#### [What the task requires]
Retype every entry in its entirety, without alteration.

Stored records
# # #

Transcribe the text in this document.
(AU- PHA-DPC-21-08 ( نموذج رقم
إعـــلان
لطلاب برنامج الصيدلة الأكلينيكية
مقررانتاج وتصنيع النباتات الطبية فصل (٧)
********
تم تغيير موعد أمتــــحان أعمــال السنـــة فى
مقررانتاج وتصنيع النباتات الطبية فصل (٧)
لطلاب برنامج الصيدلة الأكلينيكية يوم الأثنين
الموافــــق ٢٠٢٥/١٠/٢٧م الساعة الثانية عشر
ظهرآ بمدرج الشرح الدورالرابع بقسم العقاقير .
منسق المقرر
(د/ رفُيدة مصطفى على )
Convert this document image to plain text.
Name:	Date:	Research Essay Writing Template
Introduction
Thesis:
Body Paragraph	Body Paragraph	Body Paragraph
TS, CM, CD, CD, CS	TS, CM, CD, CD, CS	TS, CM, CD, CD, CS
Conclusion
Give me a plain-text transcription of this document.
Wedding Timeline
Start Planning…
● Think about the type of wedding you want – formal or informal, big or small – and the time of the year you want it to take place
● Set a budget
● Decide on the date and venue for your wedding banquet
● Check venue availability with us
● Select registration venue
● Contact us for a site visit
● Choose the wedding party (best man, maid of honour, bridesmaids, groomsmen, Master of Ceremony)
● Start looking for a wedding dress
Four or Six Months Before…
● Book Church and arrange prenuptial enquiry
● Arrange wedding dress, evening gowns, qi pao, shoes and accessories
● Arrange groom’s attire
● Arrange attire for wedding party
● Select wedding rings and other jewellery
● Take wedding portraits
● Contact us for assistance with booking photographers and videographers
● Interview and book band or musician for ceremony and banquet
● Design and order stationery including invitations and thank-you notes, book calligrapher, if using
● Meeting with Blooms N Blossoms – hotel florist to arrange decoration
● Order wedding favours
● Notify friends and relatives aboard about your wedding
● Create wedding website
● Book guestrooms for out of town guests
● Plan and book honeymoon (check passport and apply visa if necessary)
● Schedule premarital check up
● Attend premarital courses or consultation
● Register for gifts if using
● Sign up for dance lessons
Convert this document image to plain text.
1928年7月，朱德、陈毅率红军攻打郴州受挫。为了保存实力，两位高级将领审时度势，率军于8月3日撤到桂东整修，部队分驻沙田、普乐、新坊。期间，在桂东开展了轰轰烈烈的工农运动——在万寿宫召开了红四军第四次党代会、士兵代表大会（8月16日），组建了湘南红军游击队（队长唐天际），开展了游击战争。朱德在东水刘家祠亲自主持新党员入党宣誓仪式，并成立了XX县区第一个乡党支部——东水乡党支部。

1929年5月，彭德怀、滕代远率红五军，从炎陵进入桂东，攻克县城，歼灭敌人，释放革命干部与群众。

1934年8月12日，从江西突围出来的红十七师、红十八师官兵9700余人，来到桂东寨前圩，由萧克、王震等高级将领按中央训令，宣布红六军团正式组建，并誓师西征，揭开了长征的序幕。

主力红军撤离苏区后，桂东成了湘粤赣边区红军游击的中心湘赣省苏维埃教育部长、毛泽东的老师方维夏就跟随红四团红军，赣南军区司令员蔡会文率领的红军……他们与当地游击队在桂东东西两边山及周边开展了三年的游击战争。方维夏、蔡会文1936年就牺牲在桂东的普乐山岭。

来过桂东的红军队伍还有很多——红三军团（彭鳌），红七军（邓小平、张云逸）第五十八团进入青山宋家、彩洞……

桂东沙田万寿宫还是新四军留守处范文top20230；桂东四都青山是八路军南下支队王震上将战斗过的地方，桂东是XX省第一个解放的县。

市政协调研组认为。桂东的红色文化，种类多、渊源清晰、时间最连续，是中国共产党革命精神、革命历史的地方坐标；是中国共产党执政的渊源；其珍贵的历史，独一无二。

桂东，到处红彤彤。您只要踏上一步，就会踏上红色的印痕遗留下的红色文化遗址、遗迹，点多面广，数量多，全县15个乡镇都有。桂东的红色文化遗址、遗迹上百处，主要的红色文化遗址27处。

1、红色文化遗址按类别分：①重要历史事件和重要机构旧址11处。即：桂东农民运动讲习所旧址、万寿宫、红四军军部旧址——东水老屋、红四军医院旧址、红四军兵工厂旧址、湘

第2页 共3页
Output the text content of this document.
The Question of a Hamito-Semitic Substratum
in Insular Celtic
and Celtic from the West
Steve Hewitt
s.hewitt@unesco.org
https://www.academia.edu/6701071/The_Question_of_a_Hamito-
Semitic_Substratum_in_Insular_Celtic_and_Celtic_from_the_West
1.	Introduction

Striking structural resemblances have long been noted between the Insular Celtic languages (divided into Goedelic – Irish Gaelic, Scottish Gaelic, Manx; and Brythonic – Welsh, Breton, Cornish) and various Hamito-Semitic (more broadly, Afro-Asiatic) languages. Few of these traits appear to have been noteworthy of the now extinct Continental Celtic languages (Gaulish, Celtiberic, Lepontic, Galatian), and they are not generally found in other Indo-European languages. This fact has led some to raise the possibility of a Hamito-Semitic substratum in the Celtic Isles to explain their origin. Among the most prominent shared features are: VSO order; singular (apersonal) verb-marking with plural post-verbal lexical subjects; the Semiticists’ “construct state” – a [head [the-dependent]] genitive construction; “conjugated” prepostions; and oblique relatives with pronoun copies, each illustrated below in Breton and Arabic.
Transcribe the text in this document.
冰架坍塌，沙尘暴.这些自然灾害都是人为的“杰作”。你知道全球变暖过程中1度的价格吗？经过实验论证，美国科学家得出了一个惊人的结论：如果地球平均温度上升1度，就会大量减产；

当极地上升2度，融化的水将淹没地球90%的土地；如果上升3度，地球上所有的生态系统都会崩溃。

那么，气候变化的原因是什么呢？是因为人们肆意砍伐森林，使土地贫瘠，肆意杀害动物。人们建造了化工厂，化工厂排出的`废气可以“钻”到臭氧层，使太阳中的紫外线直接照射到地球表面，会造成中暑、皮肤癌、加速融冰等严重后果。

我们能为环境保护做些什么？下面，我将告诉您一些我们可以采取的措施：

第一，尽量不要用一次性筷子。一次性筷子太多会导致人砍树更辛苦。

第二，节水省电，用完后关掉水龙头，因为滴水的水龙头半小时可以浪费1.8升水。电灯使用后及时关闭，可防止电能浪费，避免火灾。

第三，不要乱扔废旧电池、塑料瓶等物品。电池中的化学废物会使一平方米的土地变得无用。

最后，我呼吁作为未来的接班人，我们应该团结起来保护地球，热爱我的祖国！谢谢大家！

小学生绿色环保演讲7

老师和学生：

# # #

#### [Solution]
Transcribe the text in this document.
(AU- PHA-DPC-21-08 ( نموذج رقم
إعـــلان
لطلاب برنامج الصيدلة الأكلينيكية
مقررانتاج وتصنيع النباتات الطبية فصل (٧)
********
تم تغيير موعد أمتــــحان أعمــال السنـــة فى
مقررانتاج وتصنيع النباتات الطبية فصل (٧)
لطلاب برنامج الصيدلة الأكلينيكية يوم الأثنين
الموافــــق ٢٠٢٥/١٠/٢٧م الساعة الثانية عشر
ظهرآ بمدرج الشرح الدورالرابع بقسم العقاقير .
منسق المقرر
(د/ رفُيدة مصطفى على )
Convert this document image to plain text.
Name:	Date:	Research Essay Writing Template
Introduction
Thesis:
Body Paragraph	Body Paragraph	Body Paragraph
TS, CM, CD, CD, CS	TS, CM, CD, CD, CS	TS, CM, CD, CD, CS
Conclusion
Give me a plain-text transcription of this document.
Wedding Timeline
Start Planning…
● Think about the type of wedding you want – formal or informal, big or small – and the time of the year you want it to take place
● Set a budget
● Decide on the date and venue for your wedding banquet
● Check venue availability with us
● Select registration venue
● Contact us for a site visit
● Choose the wedding party (best man, maid of honour, bridesmaids, groomsmen, Master of Ceremony)
● Start looking for a wedding dress
Four or Six Months Before…
● Book Church and arrange prenuptial enquiry
● Arrange wedding dress, evening gowns, qi pao, shoes and accessories
● Arrange groom’s attire
● Arrange attire for wedding party
● Select wedding rings and other jewellery
● Take wedding portraits
● Contact us for assistance with booking photographers and videographers
● Interview and book band or musician for ceremony and banquet
● Design and order stationery including invitations and thank-you notes, book calligrapher, if using
● Meeting with Blooms N Blossoms – hotel florist to arrange decoration
● Order wedding favours
● Notify friends and relatives aboard about your wedding
● Create wedding website
● Book guestrooms for out of town guests
● Plan and book honeymoon (check passport and apply visa if necessary)
● Schedule premarital check up
● Attend premarital courses or consultation
● Register for gifts if using
● Sign up for dance lessons
Convert this document image to plain text.
1928年7月，朱德、陈毅率红军攻打郴州受挫。为了保存实力，两位高级将领审时度势，率军于8月3日撤到桂东整修，部队分驻沙田、普乐、新坊。期间，在桂东开展了轰轰烈烈的工农运动——在万寿宫召开了红四军第四次党代会、士兵代表大会（8月16日），组建了湘南红军游击队（队长唐天际），开展了游击战争。朱德在东水刘家祠亲自主持新党员入党宣誓仪式，并成立了XX县区第一个乡党支部——东水乡党支部。

1929年5月，彭德怀、滕代远率红五军，从炎陵进入桂东，攻克县城，歼灭敌人，释放革命干部与群众。

1934年8月12日，从江西突围出来的红十七师、红十八师官兵9700余人，来到桂东寨前圩，由萧克、王震等高级将领按中央训令，宣布红六军团正式组建，并誓师西征，揭开了长征的序幕。

主力红军撤离苏区后，桂东成了湘粤赣边区红军游击的中心湘赣省苏维埃教育部长、毛泽东的老师方维夏就跟随红四团红军，赣南军区司令员蔡会文率领的红军……他们与当地游击队在桂东东西两边山及周边开展了三年的游击战争。方维夏、蔡会文1936年就牺牲在桂东的普乐山岭。

来过桂东的红军队伍还有很多——红三军团（彭鳌），红七军（邓小平、张云逸）第五十八团进入青山宋家、彩洞……

桂东沙田万寿宫还是新四军留守处范文top20230；桂东四都青山是八路军南下支队王震上将战斗过的地方，桂东是XX省第一个解放的县。

市政协调研组认为。桂东的红色文化，种类多、渊源清晰、时间最连续，是中国共产党革命精神、革命历史的地方坐标；是中国共产党执政的渊源；其珍贵的历史，独一无二。

桂东，到处红彤彤。您只要踏上一步，就会踏上红色的印痕遗留下的红色文化遗址、遗迹，点多面广，数量多，全县15个乡镇都有。桂东的红色文化遗址、遗迹上百处，主要的红色文化遗址27处。

1、红色文化遗址按类别分：①重要历史事件和重要机构旧址11处。即：桂东农民运动讲习所旧址、万寿宫、红四军军部旧址——东水老屋、红四军医院旧址、红四军兵工厂旧址、湘

第2页 共3页
Output the text content of this document.
The Question of a Hamito-Semitic Substratum
in Insular Celtic
and Celtic from the West
Steve Hewitt
s.hewitt@unesco.org
https://www.academia.edu/6701071/The_Question_of_a_Hamito-
Semitic_Substratum_in_Insular_Celtic_and_Celtic_from_the_West
1.	Introduction

Striking structural resemblances have long been noted between the Insular Celtic languages (divided into Goedelic – Irish Gaelic, Scottish Gaelic, Manx; and Brythonic – Welsh, Breton, Cornish) and various Hamito-Semitic (more broadly, Afro-Asiatic) languages. Few of these traits appear to have been noteworthy of the now extinct Continental Celtic languages (Gaulish, Celtiberic, Lepontic, Galatian), and they are not generally found in other Indo-European languages. This fact has led some to raise the possibility of a Hamito-Semitic substratum in the Celtic Isles to explain their origin. Among the most prominent shared features are: VSO order; singular (apersonal) verb-marking with plural post-verbal lexical subjects; the Semiticists’ “construct state” – a [head [the-dependent]] genitive construction; “conjugated” prepostions; and oblique relatives with pronoun copies, each illustrated below in Breton and Arabic.
Transcribe the text in this document.
冰架坍塌，沙尘暴.这些自然灾害都是人为的“杰作”。你知道全球变暖过程中1度的价格吗？经过实验论证，美国科学家得出了一个惊人的结论：如果地球平均温度上升1度，就会大量减产；

当极地上升2度，融化的水将淹没地球90%的土地；如果上升3度，地球上所有的生态系统都会崩溃。

那么，气候变化的原因是什么呢？是因为人们肆意砍伐森林，使土地贫瘠，肆意杀害动物。人们建造了化工厂，化工厂排出的`废气可以“钻”到臭氧层，使太阳中的紫外线直接照射到地球表面，会造成中暑、皮肤癌、加速融冰等严重后果。

我们能为环境保护做些什么？下面，我将告诉您一些我们可以采取的措施：

第一，尽量不要用一次性筷子。一次性筷子太多会导致人砍树更辛苦。

第二，节水省电，用完后关掉水龙头，因为滴水的水龙头半小时可以浪费1.8升水。电灯使用后及时关闭，可防止电能浪费，避免火灾。

第三，不要乱扔废旧电池、塑料瓶等物品。电池中的化学废物会使一平方米的土地变得无用。

最后，我呼吁作为未来的接班人，我们应该团结起来保护地球，热爱我的祖国！谢谢大家！

小学生绿色环保演讲7

老师和学生：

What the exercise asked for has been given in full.